>>

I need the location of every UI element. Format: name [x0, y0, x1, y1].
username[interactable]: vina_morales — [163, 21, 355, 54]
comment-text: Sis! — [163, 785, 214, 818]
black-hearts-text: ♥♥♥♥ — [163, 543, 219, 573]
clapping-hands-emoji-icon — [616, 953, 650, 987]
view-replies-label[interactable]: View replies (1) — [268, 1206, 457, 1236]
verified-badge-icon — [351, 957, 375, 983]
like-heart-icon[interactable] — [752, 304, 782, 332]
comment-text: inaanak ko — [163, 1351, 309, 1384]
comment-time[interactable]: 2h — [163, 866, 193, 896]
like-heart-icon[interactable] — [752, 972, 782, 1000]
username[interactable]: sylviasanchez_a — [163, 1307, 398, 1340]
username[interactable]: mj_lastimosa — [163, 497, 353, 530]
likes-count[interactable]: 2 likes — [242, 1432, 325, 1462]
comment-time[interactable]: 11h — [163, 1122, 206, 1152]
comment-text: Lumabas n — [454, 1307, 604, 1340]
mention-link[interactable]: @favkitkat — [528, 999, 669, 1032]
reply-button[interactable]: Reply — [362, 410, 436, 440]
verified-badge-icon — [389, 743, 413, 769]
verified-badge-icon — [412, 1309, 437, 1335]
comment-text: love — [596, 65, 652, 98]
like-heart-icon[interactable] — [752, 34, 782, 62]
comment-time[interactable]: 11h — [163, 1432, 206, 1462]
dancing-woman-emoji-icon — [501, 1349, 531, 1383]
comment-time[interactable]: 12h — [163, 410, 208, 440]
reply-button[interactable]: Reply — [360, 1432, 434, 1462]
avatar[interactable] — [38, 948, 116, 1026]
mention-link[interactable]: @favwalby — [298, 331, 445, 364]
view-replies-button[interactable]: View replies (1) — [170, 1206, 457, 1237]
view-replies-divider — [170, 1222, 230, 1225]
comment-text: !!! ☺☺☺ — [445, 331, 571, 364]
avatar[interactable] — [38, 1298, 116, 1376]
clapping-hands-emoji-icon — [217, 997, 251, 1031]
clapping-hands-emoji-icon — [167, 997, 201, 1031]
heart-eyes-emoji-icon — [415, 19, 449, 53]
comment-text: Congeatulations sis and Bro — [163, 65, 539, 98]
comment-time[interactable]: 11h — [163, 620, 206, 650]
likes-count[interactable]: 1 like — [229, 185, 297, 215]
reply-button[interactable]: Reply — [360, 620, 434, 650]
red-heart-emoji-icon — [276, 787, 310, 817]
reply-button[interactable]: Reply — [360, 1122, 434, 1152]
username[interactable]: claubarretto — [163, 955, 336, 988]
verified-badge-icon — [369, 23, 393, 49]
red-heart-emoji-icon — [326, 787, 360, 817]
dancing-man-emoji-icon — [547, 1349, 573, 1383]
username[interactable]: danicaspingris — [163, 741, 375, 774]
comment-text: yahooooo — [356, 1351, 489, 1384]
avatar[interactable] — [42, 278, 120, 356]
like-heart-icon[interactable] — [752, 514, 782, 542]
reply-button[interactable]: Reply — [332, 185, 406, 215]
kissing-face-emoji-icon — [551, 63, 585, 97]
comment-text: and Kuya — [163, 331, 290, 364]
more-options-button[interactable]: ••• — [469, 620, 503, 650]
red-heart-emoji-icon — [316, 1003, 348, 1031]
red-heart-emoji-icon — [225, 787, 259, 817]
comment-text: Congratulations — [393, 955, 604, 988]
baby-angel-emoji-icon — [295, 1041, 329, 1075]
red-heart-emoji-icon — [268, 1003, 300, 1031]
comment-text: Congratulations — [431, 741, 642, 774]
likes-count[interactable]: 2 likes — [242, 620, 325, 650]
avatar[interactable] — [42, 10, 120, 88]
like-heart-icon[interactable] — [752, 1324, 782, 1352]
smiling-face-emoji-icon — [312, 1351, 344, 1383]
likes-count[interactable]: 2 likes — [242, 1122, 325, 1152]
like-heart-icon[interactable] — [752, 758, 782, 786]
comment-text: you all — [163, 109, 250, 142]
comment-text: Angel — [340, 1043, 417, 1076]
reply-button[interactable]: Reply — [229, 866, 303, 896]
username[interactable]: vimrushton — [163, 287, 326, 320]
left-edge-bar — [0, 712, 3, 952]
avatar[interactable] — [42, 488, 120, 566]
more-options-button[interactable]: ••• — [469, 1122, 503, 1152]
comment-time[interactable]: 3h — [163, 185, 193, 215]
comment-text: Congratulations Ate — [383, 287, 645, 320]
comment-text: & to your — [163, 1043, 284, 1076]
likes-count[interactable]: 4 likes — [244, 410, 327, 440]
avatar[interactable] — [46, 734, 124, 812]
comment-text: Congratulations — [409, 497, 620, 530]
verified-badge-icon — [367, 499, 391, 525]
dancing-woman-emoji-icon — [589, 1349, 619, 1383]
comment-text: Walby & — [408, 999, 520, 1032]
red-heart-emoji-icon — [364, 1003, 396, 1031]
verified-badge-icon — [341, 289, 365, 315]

<<

- [Work instructions]:
Gather every line of the material above that contains the word "Reply", and copy each one out in full.

- [Result of this exercise]:
reply-button[interactable]: Reply — [362, 410, 436, 440]
reply-button[interactable]: Reply — [360, 1432, 434, 1462]
reply-button[interactable]: Reply — [360, 620, 434, 650]
reply-button[interactable]: Reply — [360, 1122, 434, 1152]
reply-button[interactable]: Reply — [332, 185, 406, 215]
reply-button[interactable]: Reply — [229, 866, 303, 896]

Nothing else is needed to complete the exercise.